# SET PROBLEM:
Your answer should be a single number: the count of lines containing the string "Water".

# EXERCISE MATERIALS:

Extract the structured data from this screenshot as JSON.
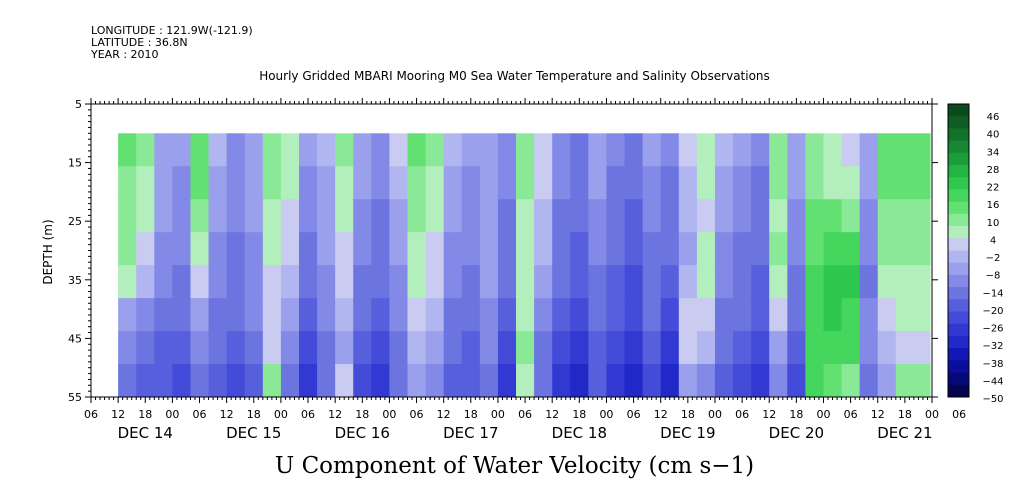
{
  "header": {
    "longitude": "LONGITUDE : 121.9W(-121.9)",
    "latitude": "LATITUDE : 36.8N",
    "year": "YEAR : 2010"
  },
  "chart_data": {
    "type": "heatmap",
    "title": "Hourly Gridded MBARI Mooring M0 Sea Water Temperature and Salinity Observations",
    "xlabel": "U Component of Water Velocity (cm s−1)",
    "ylabel": "DEPTH (m)",
    "y_ticks": [
      "5",
      "15",
      "25",
      "35",
      "45",
      "55"
    ],
    "y_range": [
      5,
      55
    ],
    "y_reversed": true,
    "data_depth_range": [
      10,
      55
    ],
    "x_hour_ticks": [
      "06",
      "12",
      "18",
      "00",
      "06",
      "12",
      "18",
      "00",
      "06",
      "12",
      "18",
      "00",
      "06",
      "12",
      "18",
      "00",
      "06",
      "12",
      "18",
      "00",
      "06",
      "12",
      "18",
      "00",
      "06",
      "12",
      "18",
      "00",
      "06",
      "12",
      "18",
      "00",
      "06"
    ],
    "x_day_labels": [
      "DEC 14",
      "DEC 15",
      "DEC 16",
      "DEC 17",
      "DEC 18",
      "DEC 19",
      "DEC 20",
      "DEC 21"
    ],
    "x_range_hours": [
      0,
      186
    ],
    "data_start_hour": 6,
    "colorbar": {
      "labels": [
        "46",
        "40",
        "34",
        "28",
        "22",
        "16",
        "10",
        "4",
        "−2",
        "−8",
        "−14",
        "−20",
        "−26",
        "−32",
        "−38",
        "−44",
        "−50"
      ],
      "colors": [
        "#0b4a1e",
        "#0f5d24",
        "#12722b",
        "#168833",
        "#1a9e3b",
        "#22b543",
        "#2fc84e",
        "#44d65d",
        "#62e071",
        "#8ae996",
        "#b3efbd",
        "#c9ccf0",
        "#b2b6f0",
        "#9aa0ec",
        "#8289e6",
        "#6c74e0",
        "#575fdc",
        "#434bd8",
        "#3139d2",
        "#2028c8",
        "#1218b6",
        "#0a0e9a",
        "#050876",
        "#030550"
      ]
    },
    "columns": [
      {
        "hour": 6,
        "values": [
          14,
          13,
          12,
          10,
          6,
          -4,
          -10,
          -14
        ]
      },
      {
        "hour": 10,
        "values": [
          10,
          8,
          6,
          4,
          -2,
          -8,
          -14,
          -18
        ]
      },
      {
        "hour": 14,
        "values": [
          -4,
          -6,
          -6,
          -8,
          -10,
          -12,
          -18,
          -20
        ]
      },
      {
        "hour": 18,
        "values": [
          -6,
          -8,
          -8,
          -10,
          -12,
          -14,
          -18,
          -22
        ]
      },
      {
        "hour": 22,
        "values": [
          16,
          14,
          12,
          8,
          2,
          -4,
          -10,
          -14
        ]
      },
      {
        "hour": 26,
        "values": [
          -2,
          -4,
          -6,
          -8,
          -10,
          -14,
          -16,
          -20
        ]
      },
      {
        "hour": 30,
        "values": [
          -8,
          -10,
          -10,
          -12,
          -14,
          -16,
          -20,
          -24
        ]
      },
      {
        "hour": 34,
        "values": [
          -4,
          -4,
          -6,
          -8,
          -8,
          -10,
          -14,
          -18
        ]
      },
      {
        "hour": 38,
        "values": [
          12,
          10,
          8,
          6,
          4,
          2,
          4,
          10
        ]
      },
      {
        "hour": 42,
        "values": [
          8,
          6,
          4,
          2,
          -2,
          -6,
          -10,
          -14
        ]
      },
      {
        "hour": 46,
        "values": [
          -6,
          -8,
          -10,
          -12,
          -16,
          -18,
          -22,
          -26
        ]
      },
      {
        "hour": 50,
        "values": [
          -2,
          -4,
          -4,
          -6,
          -8,
          -10,
          -14,
          -16
        ]
      },
      {
        "hour": 54,
        "values": [
          10,
          8,
          6,
          4,
          2,
          -2,
          -6,
          4
        ]
      },
      {
        "hour": 58,
        "values": [
          -4,
          -6,
          -8,
          -10,
          -12,
          -14,
          -18,
          -22
        ]
      },
      {
        "hour": 62,
        "values": [
          -8,
          -10,
          -12,
          -14,
          -16,
          -18,
          -22,
          -26
        ]
      },
      {
        "hour": 66,
        "values": [
          2,
          -2,
          -4,
          -6,
          -8,
          -10,
          -14,
          -16
        ]
      },
      {
        "hour": 70,
        "values": [
          14,
          12,
          10,
          8,
          6,
          4,
          0,
          -4
        ]
      },
      {
        "hour": 74,
        "values": [
          10,
          8,
          6,
          4,
          2,
          -2,
          -6,
          -10
        ]
      },
      {
        "hour": 78,
        "values": [
          -2,
          -4,
          -6,
          -8,
          -10,
          -12,
          -16,
          -18
        ]
      },
      {
        "hour": 82,
        "values": [
          -6,
          -8,
          -10,
          -10,
          -12,
          -14,
          -18,
          -20
        ]
      },
      {
        "hour": 86,
        "values": [
          -4,
          -6,
          -4,
          -4,
          -6,
          -8,
          -10,
          -14
        ]
      },
      {
        "hour": 90,
        "values": [
          -8,
          -10,
          -12,
          -14,
          -16,
          -18,
          -22,
          -26
        ]
      },
      {
        "hour": 94,
        "values": [
          12,
          10,
          8,
          6,
          6,
          8,
          10,
          6
        ]
      },
      {
        "hour": 98,
        "values": [
          4,
          2,
          0,
          -2,
          -4,
          -8,
          -12,
          -16
        ]
      },
      {
        "hour": 102,
        "values": [
          -8,
          -10,
          -12,
          -14,
          -16,
          -20,
          -24,
          -28
        ]
      },
      {
        "hour": 106,
        "values": [
          -12,
          -14,
          -16,
          -18,
          -20,
          -22,
          -26,
          -30
        ]
      },
      {
        "hour": 110,
        "values": [
          -4,
          -6,
          -8,
          -10,
          -12,
          -14,
          -18,
          -20
        ]
      },
      {
        "hour": 114,
        "values": [
          -10,
          -12,
          -14,
          -16,
          -18,
          -20,
          -24,
          -28
        ]
      },
      {
        "hour": 118,
        "values": [
          -14,
          -16,
          -18,
          -20,
          -22,
          -24,
          -28,
          -32
        ]
      },
      {
        "hour": 122,
        "values": [
          -6,
          -8,
          -10,
          -12,
          -14,
          -16,
          -20,
          -24
        ]
      },
      {
        "hour": 126,
        "values": [
          -10,
          -12,
          -14,
          -16,
          -18,
          -22,
          -26,
          -32
        ]
      },
      {
        "hour": 130,
        "values": [
          2,
          0,
          -2,
          -4,
          -2,
          4,
          2,
          -6
        ]
      },
      {
        "hour": 134,
        "values": [
          8,
          6,
          4,
          6,
          8,
          4,
          -2,
          -8
        ]
      },
      {
        "hour": 138,
        "values": [
          -2,
          -4,
          -6,
          -8,
          -10,
          -12,
          -16,
          -20
        ]
      },
      {
        "hour": 142,
        "values": [
          -6,
          -8,
          -10,
          -12,
          -14,
          -16,
          -20,
          -24
        ]
      },
      {
        "hour": 146,
        "values": [
          -10,
          -12,
          -14,
          -16,
          -18,
          -20,
          -24,
          -28
        ]
      },
      {
        "hour": 150,
        "values": [
          12,
          10,
          8,
          10,
          6,
          2,
          -4,
          -8
        ]
      },
      {
        "hour": 154,
        "values": [
          -4,
          -6,
          -8,
          -10,
          -12,
          -14,
          -18,
          -22
        ]
      },
      {
        "hour": 158,
        "values": [
          10,
          12,
          14,
          16,
          18,
          20,
          22,
          22
        ]
      },
      {
        "hour": 162,
        "values": [
          6,
          8,
          14,
          20,
          26,
          24,
          20,
          16
        ]
      },
      {
        "hour": 166,
        "values": [
          4,
          6,
          10,
          18,
          24,
          22,
          18,
          12
        ]
      },
      {
        "hour": 170,
        "values": [
          -4,
          -6,
          -8,
          -10,
          -12,
          -8,
          -10,
          -14
        ]
      },
      {
        "hour": 174,
        "values": [
          14,
          14,
          12,
          10,
          8,
          4,
          -2,
          -6
        ]
      },
      {
        "hour": 178,
        "values": [
          16,
          14,
          12,
          10,
          8,
          6,
          4,
          10
        ]
      }
    ]
  }
}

# RESPONSE TO THIS TASK:
2